[Stored data entries]
- - -
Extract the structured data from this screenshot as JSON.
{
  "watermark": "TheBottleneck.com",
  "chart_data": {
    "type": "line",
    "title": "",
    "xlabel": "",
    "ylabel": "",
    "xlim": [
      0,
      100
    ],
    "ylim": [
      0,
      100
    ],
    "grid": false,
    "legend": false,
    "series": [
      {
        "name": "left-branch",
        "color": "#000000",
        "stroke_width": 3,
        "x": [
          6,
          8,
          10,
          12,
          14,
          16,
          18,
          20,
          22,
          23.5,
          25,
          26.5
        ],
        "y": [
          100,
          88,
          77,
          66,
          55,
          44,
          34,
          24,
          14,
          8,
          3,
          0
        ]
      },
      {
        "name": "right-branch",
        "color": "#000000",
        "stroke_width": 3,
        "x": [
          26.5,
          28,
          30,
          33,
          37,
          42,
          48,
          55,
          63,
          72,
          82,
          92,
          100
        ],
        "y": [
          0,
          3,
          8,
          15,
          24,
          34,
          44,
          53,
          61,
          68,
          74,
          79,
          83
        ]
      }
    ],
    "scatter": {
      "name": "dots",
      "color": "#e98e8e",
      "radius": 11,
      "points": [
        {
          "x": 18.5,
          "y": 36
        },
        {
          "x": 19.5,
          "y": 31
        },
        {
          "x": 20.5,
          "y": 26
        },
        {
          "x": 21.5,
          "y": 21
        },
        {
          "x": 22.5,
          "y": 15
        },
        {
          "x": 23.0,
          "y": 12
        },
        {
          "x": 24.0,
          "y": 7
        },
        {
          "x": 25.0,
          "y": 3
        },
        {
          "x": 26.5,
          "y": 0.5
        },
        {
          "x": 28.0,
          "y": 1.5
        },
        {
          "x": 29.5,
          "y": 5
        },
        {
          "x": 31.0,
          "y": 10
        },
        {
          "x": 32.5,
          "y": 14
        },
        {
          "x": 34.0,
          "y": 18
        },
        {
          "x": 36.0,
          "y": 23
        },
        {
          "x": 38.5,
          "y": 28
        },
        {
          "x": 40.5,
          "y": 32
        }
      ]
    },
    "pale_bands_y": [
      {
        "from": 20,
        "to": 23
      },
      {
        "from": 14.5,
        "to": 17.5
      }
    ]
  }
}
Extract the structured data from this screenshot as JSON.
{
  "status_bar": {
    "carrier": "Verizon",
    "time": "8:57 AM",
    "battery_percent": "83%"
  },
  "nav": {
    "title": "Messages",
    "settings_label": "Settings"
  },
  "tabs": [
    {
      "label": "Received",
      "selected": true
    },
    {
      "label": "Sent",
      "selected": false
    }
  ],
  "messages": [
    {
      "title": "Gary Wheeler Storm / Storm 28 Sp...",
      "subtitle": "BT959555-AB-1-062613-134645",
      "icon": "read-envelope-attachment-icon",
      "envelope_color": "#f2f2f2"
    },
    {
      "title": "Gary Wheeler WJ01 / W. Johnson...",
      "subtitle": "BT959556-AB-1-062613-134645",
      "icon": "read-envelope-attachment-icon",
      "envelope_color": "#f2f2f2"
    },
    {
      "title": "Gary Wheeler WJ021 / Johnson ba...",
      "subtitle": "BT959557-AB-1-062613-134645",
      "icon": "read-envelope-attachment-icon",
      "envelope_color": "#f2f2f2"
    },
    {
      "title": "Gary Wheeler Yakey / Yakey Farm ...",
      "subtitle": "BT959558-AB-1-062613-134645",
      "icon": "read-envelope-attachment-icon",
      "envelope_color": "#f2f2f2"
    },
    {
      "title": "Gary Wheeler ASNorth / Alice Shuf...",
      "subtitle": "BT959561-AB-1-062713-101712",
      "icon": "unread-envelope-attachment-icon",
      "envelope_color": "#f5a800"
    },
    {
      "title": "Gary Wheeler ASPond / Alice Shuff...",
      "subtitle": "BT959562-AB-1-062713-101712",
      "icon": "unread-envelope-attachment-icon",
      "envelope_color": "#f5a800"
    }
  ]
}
- - -
**SET PROBLEM**
Output every entry shown above, exactly.

**EXERCISE RESPONSE**
Extract the structured data from this screenshot as JSON.
{
  "watermark": "TheBottleneck.com",
  "chart_data": {
    "type": "line",
    "title": "",
    "xlabel": "",
    "ylabel": "",
    "xlim": [
      0,
      100
    ],
    "ylim": [
      0,
      100
    ],
    "grid": false,
    "legend": false,
    "series": [
      {
        "name": "left-branch",
        "color": "#000000",
        "stroke_width": 3,
        "x": [
          6,
          8,
          10,
          12,
          14,
          16,
          18,
          20,
          22,
          23.5,
          25,
          26.5
        ],
        "y": [
          100,
          88,
          77,
          66,
          55,
          44,
          34,
          24,
          14,
          8,
          3,
          0
        ]
      },
      {
        "name": "right-branch",
        "color": "#000000",
        "stroke_width": 3,
        "x": [
          26.5,
          28,
          30,
          33,
          37,
          42,
          48,
          55,
          63,
          72,
          82,
          92,
          100
        ],
        "y": [
          0,
          3,
          8,
          15,
          24,
          34,
          44,
          53,
          61,
          68,
          74,
          79,
          83
        ]
      }
    ],
    "scatter": {
      "name": "dots",
      "color": "#e98e8e",
      "radius": 11,
      "points": [
        {
          "x": 18.5,
          "y": 36
        },
        {
          "x": 19.5,
          "y": 31
        },
        {
          "x": 20.5,
          "y": 26
        },
        {
          "x": 21.5,
          "y": 21
        },
        {
          "x": 22.5,
          "y": 15
        },
        {
          "x": 23.0,
          "y": 12
        },
        {
          "x": 24.0,
          "y": 7
        },
        {
          "x": 25.0,
          "y": 3
        },
        {
          "x": 26.5,
          "y": 0.5
        },
        {
          "x": 28.0,
          "y": 1.5
        },
        {
          "x": 29.5,
          "y": 5
        },
        {
          "x": 31.0,
          "y": 10
        },
        {
          "x": 32.5,
          "y": 14
        },
        {
          "x": 34.0,
          "y": 18
        },
        {
          "x": 36.0,
          "y": 23
        },
        {
          "x": 38.5,
          "y": 28
        },
        {
          "x": 40.5,
          "y": 32
        }
      ]
    },
    "pale_bands_y": [
      {
        "from": 20,
        "to": 23
      },
      {
        "from": 14.5,
        "to": 17.5
      }
    ]
  }
}
Extract the structured data from this screenshot as JSON.
{
  "status_bar": {
    "carrier": "Verizon",
    "time": "8:57 AM",
    "battery_percent": "83%"
  },
  "nav": {
    "title": "Messages",
    "settings_label": "Settings"
  },
  "tabs": [
    {
      "label": "Received",
      "selected": true
    },
    {
      "label": "Sent",
      "selected": false
    }
  ],
  "messages": [
    {
      "title": "Gary Wheeler Storm / Storm 28 Sp...",
      "subtitle": "BT959555-AB-1-062613-134645",
      "icon": "read-envelope-attachment-icon",
      "envelope_color": "#f2f2f2"
    },
    {
      "title": "Gary Wheeler WJ01 / W. Johnson...",
      "subtitle": "BT959556-AB-1-062613-134645",
      "icon": "read-envelope-attachment-icon",
      "envelope_color": "#f2f2f2"
    },
    {
      "title": "Gary Wheeler WJ021 / Johnson ba...",
      "subtitle": "BT959557-AB-1-062613-134645",
      "icon": "read-envelope-attachment-icon",
      "envelope_color": "#f2f2f2"
    },
    {
      "title": "Gary Wheeler Yakey / Yakey Farm ...",
      "subtitle": "BT959558-AB-1-062613-134645",
      "icon": "read-envelope-attachment-icon",
      "envelope_color": "#f2f2f2"
    },
    {
      "title": "Gary Wheeler ASNorth / Alice Shuf...",
      "subtitle": "BT959561-AB-1-062713-101712",
      "icon": "unread-envelope-attachment-icon",
      "envelope_color": "#f5a800"
    },
    {
      "title": "Gary Wheeler ASPond / Alice Shuff...",
      "subtitle": "BT959562-AB-1-062713-101712",
      "icon": "unread-envelope-attachment-icon",
      "envelope_color": "#f5a800"
    }
  ]
}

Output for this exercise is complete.